● **Stated problem**
Extract every line below, verbatim.

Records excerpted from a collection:
───

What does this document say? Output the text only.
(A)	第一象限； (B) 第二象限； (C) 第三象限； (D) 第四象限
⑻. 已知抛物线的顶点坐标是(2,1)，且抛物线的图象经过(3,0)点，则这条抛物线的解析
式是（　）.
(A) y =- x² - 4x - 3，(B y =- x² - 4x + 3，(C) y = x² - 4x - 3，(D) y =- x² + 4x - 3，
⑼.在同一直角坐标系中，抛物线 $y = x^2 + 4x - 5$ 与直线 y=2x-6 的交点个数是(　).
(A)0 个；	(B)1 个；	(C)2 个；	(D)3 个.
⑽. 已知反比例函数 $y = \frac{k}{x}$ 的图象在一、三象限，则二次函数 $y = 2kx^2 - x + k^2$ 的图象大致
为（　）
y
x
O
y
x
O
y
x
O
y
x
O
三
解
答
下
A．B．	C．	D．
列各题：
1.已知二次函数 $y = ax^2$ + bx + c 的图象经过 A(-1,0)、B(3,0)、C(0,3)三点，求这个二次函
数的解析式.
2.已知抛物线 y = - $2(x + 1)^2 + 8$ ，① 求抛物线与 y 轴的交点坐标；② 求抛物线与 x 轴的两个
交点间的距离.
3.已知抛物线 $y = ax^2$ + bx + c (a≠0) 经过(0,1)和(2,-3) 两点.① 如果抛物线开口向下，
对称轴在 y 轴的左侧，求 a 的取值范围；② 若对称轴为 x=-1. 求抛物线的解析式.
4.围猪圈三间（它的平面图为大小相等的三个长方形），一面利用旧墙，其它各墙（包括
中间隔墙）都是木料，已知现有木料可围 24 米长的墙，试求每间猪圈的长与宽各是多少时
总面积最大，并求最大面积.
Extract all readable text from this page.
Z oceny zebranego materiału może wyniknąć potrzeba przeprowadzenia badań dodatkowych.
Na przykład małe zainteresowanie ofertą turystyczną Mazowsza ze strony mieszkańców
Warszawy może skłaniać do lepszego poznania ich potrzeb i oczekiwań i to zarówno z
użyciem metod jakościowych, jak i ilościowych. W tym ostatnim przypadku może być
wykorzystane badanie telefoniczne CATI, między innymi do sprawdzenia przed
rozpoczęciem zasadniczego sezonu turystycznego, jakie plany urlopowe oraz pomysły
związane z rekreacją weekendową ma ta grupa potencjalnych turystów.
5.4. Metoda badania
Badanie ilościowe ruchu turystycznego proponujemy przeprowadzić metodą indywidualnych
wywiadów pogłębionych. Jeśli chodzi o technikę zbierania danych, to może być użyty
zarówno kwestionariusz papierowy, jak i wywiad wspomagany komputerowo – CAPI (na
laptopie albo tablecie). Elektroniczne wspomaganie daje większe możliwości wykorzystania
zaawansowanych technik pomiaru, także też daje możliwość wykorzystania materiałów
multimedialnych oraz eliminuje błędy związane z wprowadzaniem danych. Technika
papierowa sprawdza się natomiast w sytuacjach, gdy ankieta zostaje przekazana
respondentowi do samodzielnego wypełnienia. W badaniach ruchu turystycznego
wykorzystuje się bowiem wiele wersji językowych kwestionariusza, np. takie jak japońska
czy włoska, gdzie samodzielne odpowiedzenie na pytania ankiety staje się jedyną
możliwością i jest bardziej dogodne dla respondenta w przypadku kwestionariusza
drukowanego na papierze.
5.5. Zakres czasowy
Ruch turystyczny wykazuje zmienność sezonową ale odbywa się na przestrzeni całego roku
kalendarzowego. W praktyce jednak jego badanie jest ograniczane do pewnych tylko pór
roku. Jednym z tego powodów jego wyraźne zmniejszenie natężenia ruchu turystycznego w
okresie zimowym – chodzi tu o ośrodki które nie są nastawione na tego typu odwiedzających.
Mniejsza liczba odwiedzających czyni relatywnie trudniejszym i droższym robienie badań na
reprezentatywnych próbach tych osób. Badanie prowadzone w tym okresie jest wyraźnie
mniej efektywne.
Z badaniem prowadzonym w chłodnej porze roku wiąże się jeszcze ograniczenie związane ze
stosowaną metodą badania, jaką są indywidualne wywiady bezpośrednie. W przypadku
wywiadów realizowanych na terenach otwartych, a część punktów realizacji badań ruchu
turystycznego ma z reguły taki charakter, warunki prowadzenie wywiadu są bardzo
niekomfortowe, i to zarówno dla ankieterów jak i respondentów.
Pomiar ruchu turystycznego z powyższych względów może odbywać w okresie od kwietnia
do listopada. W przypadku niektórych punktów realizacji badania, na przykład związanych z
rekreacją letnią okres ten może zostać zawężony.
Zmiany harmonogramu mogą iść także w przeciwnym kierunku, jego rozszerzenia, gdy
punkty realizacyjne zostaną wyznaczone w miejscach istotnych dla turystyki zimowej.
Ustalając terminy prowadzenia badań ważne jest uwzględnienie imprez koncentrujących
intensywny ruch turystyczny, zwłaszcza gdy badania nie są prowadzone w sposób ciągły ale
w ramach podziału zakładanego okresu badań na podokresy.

───

● **Solved problem**
What does this document say? Output the text only.
(A)	第一象限； (B) 第二象限； (C) 第三象限； (D) 第四象限
⑻. 已知抛物线的顶点坐标是(2,1)，且抛物线的图象经过(3,0)点，则这条抛物线的解析
式是（　）.
(A) y =- x² - 4x - 3，(B y =- x² - 4x + 3，(C) y = x² - 4x - 3，(D) y =- x² + 4x - 3，
⑼.在同一直角坐标系中，抛物线 $y = x^2 + 4x - 5$ 与直线 y=2x-6 的交点个数是(　).
(A)0 个；	(B)1 个；	(C)2 个；	(D)3 个.
⑽. 已知反比例函数 $y = \frac{k}{x}$ 的图象在一、三象限，则二次函数 $y = 2kx^2 - x + k^2$ 的图象大致
为（　）
y
x
O
y
x
O
y
x
O
y
x
O
三
解
答
下
A．B．	C．	D．
列各题：
1.已知二次函数 $y = ax^2$ + bx + c 的图象经过 A(-1,0)、B(3,0)、C(0,3)三点，求这个二次函
数的解析式.
2.已知抛物线 y = - $2(x + 1)^2 + 8$ ，① 求抛物线与 y 轴的交点坐标；② 求抛物线与 x 轴的两个
交点间的距离.
3.已知抛物线 $y = ax^2$ + bx + c (a≠0) 经过(0,1)和(2,-3) 两点.① 如果抛物线开口向下，
对称轴在 y 轴的左侧，求 a 的取值范围；② 若对称轴为 x=-1. 求抛物线的解析式.
4.围猪圈三间（它的平面图为大小相等的三个长方形），一面利用旧墙，其它各墙（包括
中间隔墙）都是木料，已知现有木料可围 24 米长的墙，试求每间猪圈的长与宽各是多少时
总面积最大，并求最大面积.
Extract all readable text from this page.
Z oceny zebranego materiału może wyniknąć potrzeba przeprowadzenia badań dodatkowych.
Na przykład małe zainteresowanie ofertą turystyczną Mazowsza ze strony mieszkańców
Warszawy może skłaniać do lepszego poznania ich potrzeb i oczekiwań i to zarówno z
użyciem metod jakościowych, jak i ilościowych. W tym ostatnim przypadku może być
wykorzystane badanie telefoniczne CATI, między innymi do sprawdzenia przed
rozpoczęciem zasadniczego sezonu turystycznego, jakie plany urlopowe oraz pomysły
związane z rekreacją weekendową ma ta grupa potencjalnych turystów.
5.4. Metoda badania
Badanie ilościowe ruchu turystycznego proponujemy przeprowadzić metodą indywidualnych
wywiadów pogłębionych. Jeśli chodzi o technikę zbierania danych, to może być użyty
zarówno kwestionariusz papierowy, jak i wywiad wspomagany komputerowo – CAPI (na
laptopie albo tablecie). Elektroniczne wspomaganie daje większe możliwości wykorzystania
zaawansowanych technik pomiaru, także też daje możliwość wykorzystania materiałów
multimedialnych oraz eliminuje błędy związane z wprowadzaniem danych. Technika
papierowa sprawdza się natomiast w sytuacjach, gdy ankieta zostaje przekazana
respondentowi do samodzielnego wypełnienia. W badaniach ruchu turystycznego
wykorzystuje się bowiem wiele wersji językowych kwestionariusza, np. takie jak japońska
czy włoska, gdzie samodzielne odpowiedzenie na pytania ankiety staje się jedyną
możliwością i jest bardziej dogodne dla respondenta w przypadku kwestionariusza
drukowanego na papierze.
5.5. Zakres czasowy
Ruch turystyczny wykazuje zmienność sezonową ale odbywa się na przestrzeni całego roku
kalendarzowego. W praktyce jednak jego badanie jest ograniczane do pewnych tylko pór
roku. Jednym z tego powodów jego wyraźne zmniejszenie natężenia ruchu turystycznego w
okresie zimowym – chodzi tu o ośrodki które nie są nastawione na tego typu odwiedzających.
Mniejsza liczba odwiedzających czyni relatywnie trudniejszym i droższym robienie badań na
reprezentatywnych próbach tych osób. Badanie prowadzone w tym okresie jest wyraźnie
mniej efektywne.
Z badaniem prowadzonym w chłodnej porze roku wiąże się jeszcze ograniczenie związane ze
stosowaną metodą badania, jaką są indywidualne wywiady bezpośrednie. W przypadku
wywiadów realizowanych na terenach otwartych, a część punktów realizacji badań ruchu
turystycznego ma z reguły taki charakter, warunki prowadzenie wywiadu są bardzo
niekomfortowe, i to zarówno dla ankieterów jak i respondentów.
Pomiar ruchu turystycznego z powyższych względów może odbywać w okresie od kwietnia
do listopada. W przypadku niektórych punktów realizacji badania, na przykład związanych z
rekreacją letnią okres ten może zostać zawężony.
Zmiany harmonogramu mogą iść także w przeciwnym kierunku, jego rozszerzenia, gdy
punkty realizacyjne zostaną wyznaczone w miejscach istotnych dla turystyki zimowej.
Ustalając terminy prowadzenia badań ważne jest uwzględnienie imprez koncentrujących
intensywny ruch turystyczny, zwłaszcza gdy badania nie są prowadzone w sposób ciągły ale
w ramach podziału zakładanego okresu badań na podokresy.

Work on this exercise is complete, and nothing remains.